■ Task goal
Extract each line of the data below exactly as written.

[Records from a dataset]
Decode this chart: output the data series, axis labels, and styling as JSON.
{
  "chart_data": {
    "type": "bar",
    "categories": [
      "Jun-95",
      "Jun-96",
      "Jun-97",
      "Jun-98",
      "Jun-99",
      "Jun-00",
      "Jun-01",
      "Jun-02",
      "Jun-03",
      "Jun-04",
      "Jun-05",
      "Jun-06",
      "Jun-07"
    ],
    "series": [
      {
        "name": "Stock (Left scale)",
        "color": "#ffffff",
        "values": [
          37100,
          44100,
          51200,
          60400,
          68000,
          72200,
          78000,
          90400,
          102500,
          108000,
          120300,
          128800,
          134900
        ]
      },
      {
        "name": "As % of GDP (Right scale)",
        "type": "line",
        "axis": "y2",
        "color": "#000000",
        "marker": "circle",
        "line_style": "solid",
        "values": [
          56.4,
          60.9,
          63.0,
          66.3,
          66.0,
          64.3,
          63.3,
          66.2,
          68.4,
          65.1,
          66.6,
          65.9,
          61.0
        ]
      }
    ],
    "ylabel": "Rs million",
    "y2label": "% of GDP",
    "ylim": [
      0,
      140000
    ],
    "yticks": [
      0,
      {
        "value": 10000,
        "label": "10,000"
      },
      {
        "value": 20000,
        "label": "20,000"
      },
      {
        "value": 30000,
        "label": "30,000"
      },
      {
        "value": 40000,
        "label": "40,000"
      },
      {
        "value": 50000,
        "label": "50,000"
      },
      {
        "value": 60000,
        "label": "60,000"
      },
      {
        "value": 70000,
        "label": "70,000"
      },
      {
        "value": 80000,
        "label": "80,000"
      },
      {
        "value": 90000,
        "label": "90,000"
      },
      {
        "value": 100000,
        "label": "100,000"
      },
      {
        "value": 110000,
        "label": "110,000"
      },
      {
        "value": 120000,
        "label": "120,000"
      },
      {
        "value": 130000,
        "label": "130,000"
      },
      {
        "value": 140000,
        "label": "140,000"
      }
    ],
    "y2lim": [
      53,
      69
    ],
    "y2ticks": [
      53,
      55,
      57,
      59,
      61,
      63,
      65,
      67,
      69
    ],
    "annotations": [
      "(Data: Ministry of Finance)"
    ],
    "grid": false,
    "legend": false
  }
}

■ Result for this task
Decode this chart: output the data series, axis labels, and styling as JSON.
{
  "chart_data": {
    "type": "bar",
    "categories": [
      "Jun-95",
      "Jun-96",
      "Jun-97",
      "Jun-98",
      "Jun-99",
      "Jun-00",
      "Jun-01",
      "Jun-02",
      "Jun-03",
      "Jun-04",
      "Jun-05",
      "Jun-06",
      "Jun-07"
    ],
    "series": [
      {
        "name": "Stock (Left scale)",
        "color": "#ffffff",
        "values": [
          37100,
          44100,
          51200,
          60400,
          68000,
          72200,
          78000,
          90400,
          102500,
          108000,
          120300,
          128800,
          134900
        ]
      },
      {
        "name": "As % of GDP (Right scale)",
        "type": "line",
        "axis": "y2",
        "color": "#000000",
        "marker": "circle",
        "line_style": "solid",
        "values": [
          56.4,
          60.9,
          63.0,
          66.3,
          66.0,
          64.3,
          63.3,
          66.2,
          68.4,
          65.1,
          66.6,
          65.9,
          61.0
        ]
      }
    ],
    "ylabel": "Rs million",
    "y2label": "% of GDP",
    "ylim": [
      0,
      140000
    ],
    "yticks": [
      0,
      {
        "value": 10000,
        "label": "10,000"
      },
      {
        "value": 20000,
        "label": "20,000"
      },
      {
        "value": 30000,
        "label": "30,000"
      },
      {
        "value": 40000,
        "label": "40,000"
      },
      {
        "value": 50000,
        "label": "50,000"
      },
      {
        "value": 60000,
        "label": "60,000"
      },
      {
        "value": 70000,
        "label": "70,000"
      },
      {
        "value": 80000,
        "label": "80,000"
      },
      {
        "value": 90000,
        "label": "90,000"
      },
      {
        "value": 100000,
        "label": "100,000"
      },
      {
        "value": 110000,
        "label": "110,000"
      },
      {
        "value": 120000,
        "label": "120,000"
      },
      {
        "value": 130000,
        "label": "130,000"
      },
      {
        "value": 140000,
        "label": "140,000"
      }
    ],
    "y2lim": [
      53,
      69
    ],
    "y2ticks": [
      53,
      55,
      57,
      59,
      61,
      63,
      65,
      67,
      69
    ],
    "annotations": [
      "(Data: Ministry of Finance)"
    ],
    "grid": false,
    "legend": false
  }
}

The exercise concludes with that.